What is required -> Extract all lines in the data that contain the word "this".

Data supplied ->
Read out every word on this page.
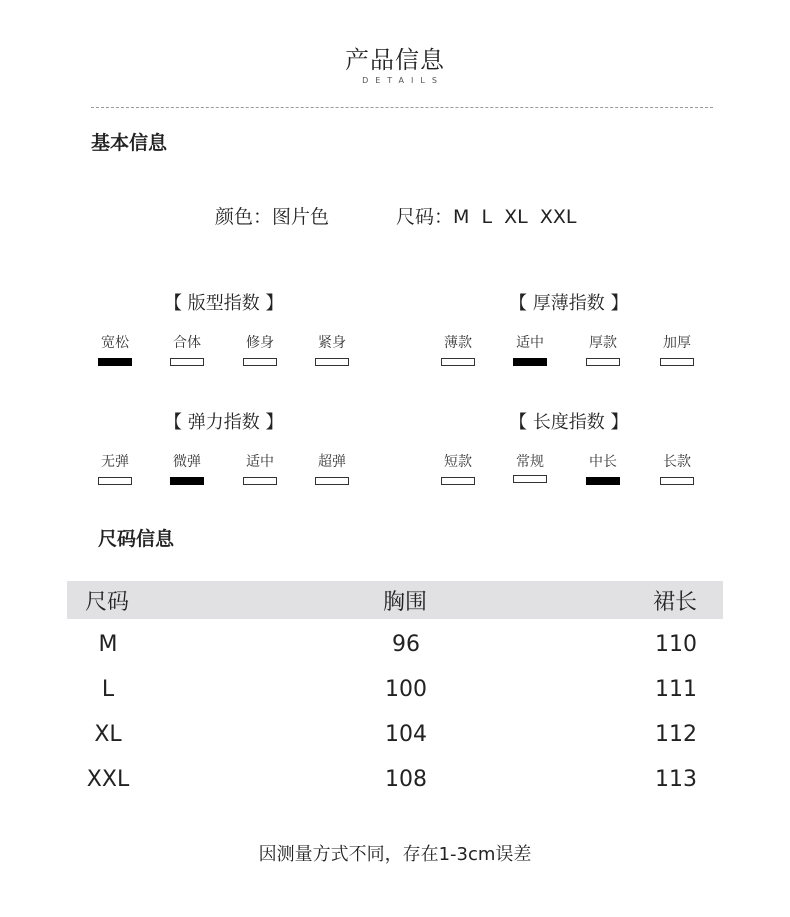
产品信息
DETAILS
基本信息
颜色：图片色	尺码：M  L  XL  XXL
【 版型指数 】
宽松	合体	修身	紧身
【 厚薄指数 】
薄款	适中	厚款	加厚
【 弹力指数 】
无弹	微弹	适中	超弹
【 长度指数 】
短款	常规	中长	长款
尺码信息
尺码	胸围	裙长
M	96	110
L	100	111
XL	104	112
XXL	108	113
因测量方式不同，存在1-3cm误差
---
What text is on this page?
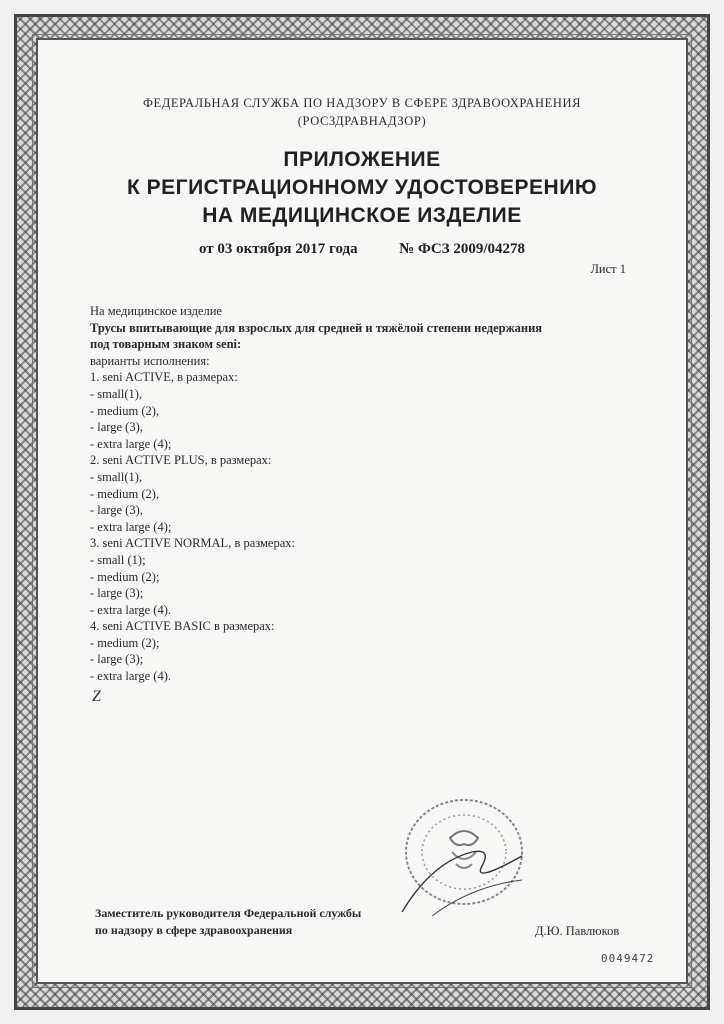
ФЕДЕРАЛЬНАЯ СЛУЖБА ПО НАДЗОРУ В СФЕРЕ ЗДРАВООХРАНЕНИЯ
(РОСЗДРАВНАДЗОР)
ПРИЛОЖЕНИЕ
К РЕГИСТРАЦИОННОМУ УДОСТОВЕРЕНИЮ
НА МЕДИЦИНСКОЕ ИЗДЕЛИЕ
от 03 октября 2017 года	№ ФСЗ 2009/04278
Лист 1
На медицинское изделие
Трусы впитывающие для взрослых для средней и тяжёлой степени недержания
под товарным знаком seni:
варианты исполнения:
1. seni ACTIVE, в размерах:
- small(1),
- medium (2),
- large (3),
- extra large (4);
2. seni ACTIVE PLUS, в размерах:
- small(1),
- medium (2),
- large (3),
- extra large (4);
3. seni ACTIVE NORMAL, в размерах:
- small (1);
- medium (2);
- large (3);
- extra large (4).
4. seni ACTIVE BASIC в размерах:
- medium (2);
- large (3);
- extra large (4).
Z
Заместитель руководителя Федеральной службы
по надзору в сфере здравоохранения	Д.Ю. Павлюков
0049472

Written response ->
Read out every word on this page.
What text is on this page?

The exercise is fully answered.